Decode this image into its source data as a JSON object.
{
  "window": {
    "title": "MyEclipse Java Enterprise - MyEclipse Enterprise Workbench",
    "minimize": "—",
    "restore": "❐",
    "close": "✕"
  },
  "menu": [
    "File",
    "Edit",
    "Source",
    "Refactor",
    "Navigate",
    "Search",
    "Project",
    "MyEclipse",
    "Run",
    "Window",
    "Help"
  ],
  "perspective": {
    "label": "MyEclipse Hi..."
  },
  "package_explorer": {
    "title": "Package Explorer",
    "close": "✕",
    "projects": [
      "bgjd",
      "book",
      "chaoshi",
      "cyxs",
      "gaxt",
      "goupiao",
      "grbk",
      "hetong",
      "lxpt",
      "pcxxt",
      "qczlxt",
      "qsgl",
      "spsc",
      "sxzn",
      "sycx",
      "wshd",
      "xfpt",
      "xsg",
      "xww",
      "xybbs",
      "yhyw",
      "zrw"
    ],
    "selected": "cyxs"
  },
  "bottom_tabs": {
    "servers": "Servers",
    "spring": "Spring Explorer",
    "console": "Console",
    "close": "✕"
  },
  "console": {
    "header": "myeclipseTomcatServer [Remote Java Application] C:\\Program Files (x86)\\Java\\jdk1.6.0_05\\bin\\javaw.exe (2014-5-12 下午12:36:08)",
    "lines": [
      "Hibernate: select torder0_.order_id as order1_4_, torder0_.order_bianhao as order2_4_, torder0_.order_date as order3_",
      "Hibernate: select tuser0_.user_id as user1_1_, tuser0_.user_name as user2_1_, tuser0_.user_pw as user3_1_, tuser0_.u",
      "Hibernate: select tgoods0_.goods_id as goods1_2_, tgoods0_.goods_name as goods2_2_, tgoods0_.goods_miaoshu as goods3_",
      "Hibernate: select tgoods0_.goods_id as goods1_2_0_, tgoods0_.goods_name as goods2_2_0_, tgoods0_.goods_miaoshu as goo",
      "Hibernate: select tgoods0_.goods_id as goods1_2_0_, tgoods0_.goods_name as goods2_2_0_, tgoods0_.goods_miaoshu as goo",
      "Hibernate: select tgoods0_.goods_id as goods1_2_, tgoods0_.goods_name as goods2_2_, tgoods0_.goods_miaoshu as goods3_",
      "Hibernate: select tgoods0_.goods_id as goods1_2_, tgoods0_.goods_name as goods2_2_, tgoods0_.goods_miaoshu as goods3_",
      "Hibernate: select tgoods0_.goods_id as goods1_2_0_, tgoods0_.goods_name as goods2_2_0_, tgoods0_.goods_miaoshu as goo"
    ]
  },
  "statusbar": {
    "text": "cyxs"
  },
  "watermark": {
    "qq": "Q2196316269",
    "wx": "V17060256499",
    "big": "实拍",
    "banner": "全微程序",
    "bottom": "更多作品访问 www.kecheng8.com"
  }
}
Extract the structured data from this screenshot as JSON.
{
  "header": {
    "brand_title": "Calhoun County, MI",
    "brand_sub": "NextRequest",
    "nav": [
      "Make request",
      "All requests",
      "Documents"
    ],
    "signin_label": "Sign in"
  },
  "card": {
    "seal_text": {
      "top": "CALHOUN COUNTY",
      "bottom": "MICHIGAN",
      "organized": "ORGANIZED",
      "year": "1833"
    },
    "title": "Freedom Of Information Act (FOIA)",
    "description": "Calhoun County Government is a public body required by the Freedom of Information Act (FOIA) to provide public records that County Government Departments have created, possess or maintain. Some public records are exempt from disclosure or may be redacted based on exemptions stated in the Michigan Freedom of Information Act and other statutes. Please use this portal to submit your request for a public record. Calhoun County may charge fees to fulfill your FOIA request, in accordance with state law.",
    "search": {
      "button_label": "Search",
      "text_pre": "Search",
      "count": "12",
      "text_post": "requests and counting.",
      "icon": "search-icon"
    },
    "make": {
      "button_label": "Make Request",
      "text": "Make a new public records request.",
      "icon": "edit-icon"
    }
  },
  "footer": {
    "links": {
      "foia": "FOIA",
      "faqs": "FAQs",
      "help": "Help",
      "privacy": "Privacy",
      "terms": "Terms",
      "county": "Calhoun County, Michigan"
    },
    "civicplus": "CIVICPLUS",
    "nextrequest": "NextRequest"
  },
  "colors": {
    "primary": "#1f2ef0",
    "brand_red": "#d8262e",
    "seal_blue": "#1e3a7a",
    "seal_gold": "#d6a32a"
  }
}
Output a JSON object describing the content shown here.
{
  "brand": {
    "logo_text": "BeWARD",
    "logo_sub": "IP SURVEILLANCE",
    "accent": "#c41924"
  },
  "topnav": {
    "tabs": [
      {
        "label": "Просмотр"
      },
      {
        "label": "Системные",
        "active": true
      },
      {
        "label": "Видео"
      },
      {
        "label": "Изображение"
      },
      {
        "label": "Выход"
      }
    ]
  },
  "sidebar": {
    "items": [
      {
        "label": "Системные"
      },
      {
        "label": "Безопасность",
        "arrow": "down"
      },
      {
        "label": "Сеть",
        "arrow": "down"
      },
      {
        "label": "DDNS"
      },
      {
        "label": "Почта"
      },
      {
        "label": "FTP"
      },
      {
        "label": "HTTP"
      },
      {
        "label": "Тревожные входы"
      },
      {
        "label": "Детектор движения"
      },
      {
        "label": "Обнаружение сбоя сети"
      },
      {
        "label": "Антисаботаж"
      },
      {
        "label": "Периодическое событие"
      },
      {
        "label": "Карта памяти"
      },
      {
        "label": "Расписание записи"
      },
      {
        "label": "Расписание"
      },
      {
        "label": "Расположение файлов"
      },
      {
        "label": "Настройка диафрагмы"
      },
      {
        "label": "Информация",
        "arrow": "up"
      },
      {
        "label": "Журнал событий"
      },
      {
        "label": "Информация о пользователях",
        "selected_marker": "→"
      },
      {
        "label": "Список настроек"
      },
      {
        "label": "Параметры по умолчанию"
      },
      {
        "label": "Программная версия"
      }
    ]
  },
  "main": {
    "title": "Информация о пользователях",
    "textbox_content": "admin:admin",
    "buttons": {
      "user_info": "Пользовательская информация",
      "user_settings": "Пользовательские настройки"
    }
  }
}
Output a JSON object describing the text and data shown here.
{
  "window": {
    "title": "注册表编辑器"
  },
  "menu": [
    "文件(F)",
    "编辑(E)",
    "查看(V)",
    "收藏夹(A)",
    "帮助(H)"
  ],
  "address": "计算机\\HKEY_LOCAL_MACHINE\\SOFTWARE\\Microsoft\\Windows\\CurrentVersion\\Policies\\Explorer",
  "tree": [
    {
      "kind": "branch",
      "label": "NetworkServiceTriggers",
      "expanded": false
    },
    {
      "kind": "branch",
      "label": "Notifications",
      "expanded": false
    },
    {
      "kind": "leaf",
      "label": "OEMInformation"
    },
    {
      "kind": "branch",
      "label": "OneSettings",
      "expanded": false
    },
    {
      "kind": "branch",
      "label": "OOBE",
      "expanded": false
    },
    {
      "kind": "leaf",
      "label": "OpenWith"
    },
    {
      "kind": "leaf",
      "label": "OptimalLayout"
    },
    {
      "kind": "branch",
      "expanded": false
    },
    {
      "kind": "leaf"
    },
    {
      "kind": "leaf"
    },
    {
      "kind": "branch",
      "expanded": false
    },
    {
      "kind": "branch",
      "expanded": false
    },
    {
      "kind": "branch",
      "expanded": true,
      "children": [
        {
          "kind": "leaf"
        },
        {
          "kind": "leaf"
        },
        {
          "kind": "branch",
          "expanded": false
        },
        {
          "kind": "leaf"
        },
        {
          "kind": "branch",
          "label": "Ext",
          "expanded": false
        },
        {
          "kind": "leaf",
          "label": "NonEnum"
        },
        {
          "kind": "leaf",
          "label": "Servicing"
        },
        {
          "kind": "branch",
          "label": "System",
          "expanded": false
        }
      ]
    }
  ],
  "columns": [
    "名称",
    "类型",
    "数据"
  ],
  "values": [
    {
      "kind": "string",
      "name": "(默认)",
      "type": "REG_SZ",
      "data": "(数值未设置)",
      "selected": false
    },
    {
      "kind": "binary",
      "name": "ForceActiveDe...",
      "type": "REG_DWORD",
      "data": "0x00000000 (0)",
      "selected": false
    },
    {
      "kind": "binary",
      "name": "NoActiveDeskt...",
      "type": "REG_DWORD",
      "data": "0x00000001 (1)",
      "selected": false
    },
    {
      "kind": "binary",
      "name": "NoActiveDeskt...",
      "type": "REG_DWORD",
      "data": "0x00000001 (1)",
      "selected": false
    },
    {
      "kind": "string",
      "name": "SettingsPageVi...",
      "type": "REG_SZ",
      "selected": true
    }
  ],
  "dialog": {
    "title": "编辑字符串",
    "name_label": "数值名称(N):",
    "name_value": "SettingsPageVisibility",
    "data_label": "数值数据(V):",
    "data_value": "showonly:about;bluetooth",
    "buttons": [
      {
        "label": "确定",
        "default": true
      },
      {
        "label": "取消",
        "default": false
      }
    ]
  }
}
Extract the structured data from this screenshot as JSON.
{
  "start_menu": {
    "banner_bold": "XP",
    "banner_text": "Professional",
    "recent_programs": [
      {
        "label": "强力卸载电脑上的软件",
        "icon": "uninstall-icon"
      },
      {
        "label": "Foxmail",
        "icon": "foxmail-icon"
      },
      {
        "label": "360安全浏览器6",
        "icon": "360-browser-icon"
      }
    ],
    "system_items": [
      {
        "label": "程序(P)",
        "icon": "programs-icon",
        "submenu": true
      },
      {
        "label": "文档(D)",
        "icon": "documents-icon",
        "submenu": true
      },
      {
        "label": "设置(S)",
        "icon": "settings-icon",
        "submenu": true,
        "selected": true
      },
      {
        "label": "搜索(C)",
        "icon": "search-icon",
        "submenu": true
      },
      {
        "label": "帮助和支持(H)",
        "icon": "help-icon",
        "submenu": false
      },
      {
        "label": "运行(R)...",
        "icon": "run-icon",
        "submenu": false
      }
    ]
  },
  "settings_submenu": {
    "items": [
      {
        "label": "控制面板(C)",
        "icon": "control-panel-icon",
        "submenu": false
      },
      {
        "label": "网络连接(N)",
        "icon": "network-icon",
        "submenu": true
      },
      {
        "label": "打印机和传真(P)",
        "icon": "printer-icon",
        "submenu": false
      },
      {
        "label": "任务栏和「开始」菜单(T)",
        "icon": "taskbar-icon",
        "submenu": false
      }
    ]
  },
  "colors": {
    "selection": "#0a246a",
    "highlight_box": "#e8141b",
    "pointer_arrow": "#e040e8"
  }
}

....................

Copy, from the material above, each line in which the string "Расписание" occurs.

● **Written response**:
        "label": "Расписание записи"
        "label": "Расписание"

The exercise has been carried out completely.